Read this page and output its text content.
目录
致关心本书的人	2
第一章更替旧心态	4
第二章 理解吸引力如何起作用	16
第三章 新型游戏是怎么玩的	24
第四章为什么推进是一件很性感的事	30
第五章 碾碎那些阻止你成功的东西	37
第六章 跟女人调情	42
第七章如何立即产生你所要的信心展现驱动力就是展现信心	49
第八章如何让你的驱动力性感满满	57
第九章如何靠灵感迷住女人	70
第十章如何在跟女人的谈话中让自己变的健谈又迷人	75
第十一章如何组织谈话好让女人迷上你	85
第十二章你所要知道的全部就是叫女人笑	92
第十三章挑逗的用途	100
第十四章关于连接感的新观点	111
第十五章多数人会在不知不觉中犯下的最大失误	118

+===+

REQUEST: Repeat the data verbatim.

EXPECTED ANSWER:
Read this page and output its text content.
目录
致关心本书的人	2
第一章更替旧心态	4
第二章 理解吸引力如何起作用	16
第三章 新型游戏是怎么玩的	24
第四章为什么推进是一件很性感的事	30
第五章 碾碎那些阻止你成功的东西	37
第六章 跟女人调情	42
第七章如何立即产生你所要的信心展现驱动力就是展现信心	49
第八章如何让你的驱动力性感满满	57
第九章如何靠灵感迷住女人	70
第十章如何在跟女人的谈话中让自己变的健谈又迷人	75
第十一章如何组织谈话好让女人迷上你	85
第十二章你所要知道的全部就是叫女人笑	92
第十三章挑逗的用途	100
第十四章关于连接感的新观点	111
第十五章多数人会在不知不觉中犯下的最大失误	118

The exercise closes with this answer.